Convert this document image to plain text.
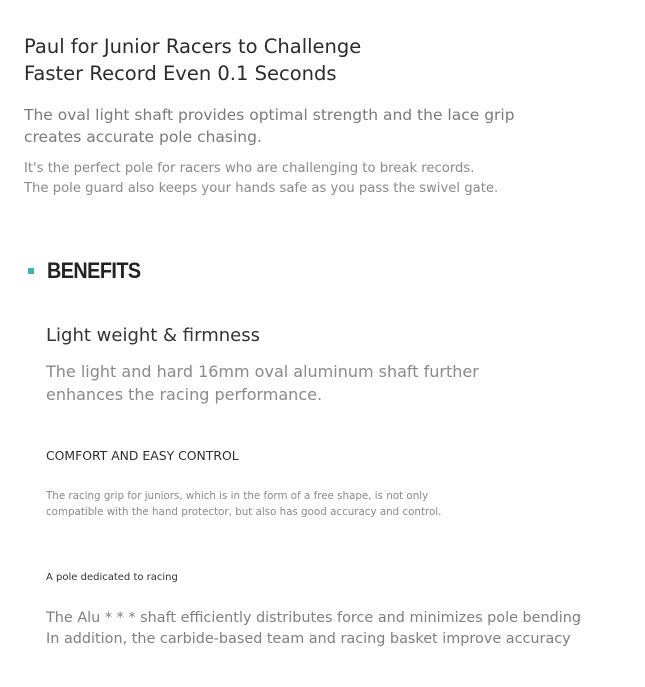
Paul for Junior Racers to Challenge
Faster Record Even 0.1 Seconds

The oval light shaft provides optimal strength and the lace grip
creates accurate pole chasing.

It's the perfect pole for racers who are challenging to break records.
The pole guard also keeps your hands safe as you pass the swivel gate.

BENEFITS
Light weight & firmness

The light and hard 16mm oval aluminum shaft further
enhances the racing performance.

COMFORT AND EASY CONTROL

The racing grip for juniors, which is in the form of a free shape, is not only
compatible with the hand protector, but also has good accuracy and control.

A pole dedicated to racing

The Alu * * * shaft efficiently distributes force and minimizes pole bending
In addition, the carbide-based team and racing basket improve accuracy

Set task –
Select and copy every line of the listing with the word "also".

Result of the task –
The pole guard also keeps your hands safe as you pass the swivel gate.
compatible with the hand protector, but also has good accuracy and control.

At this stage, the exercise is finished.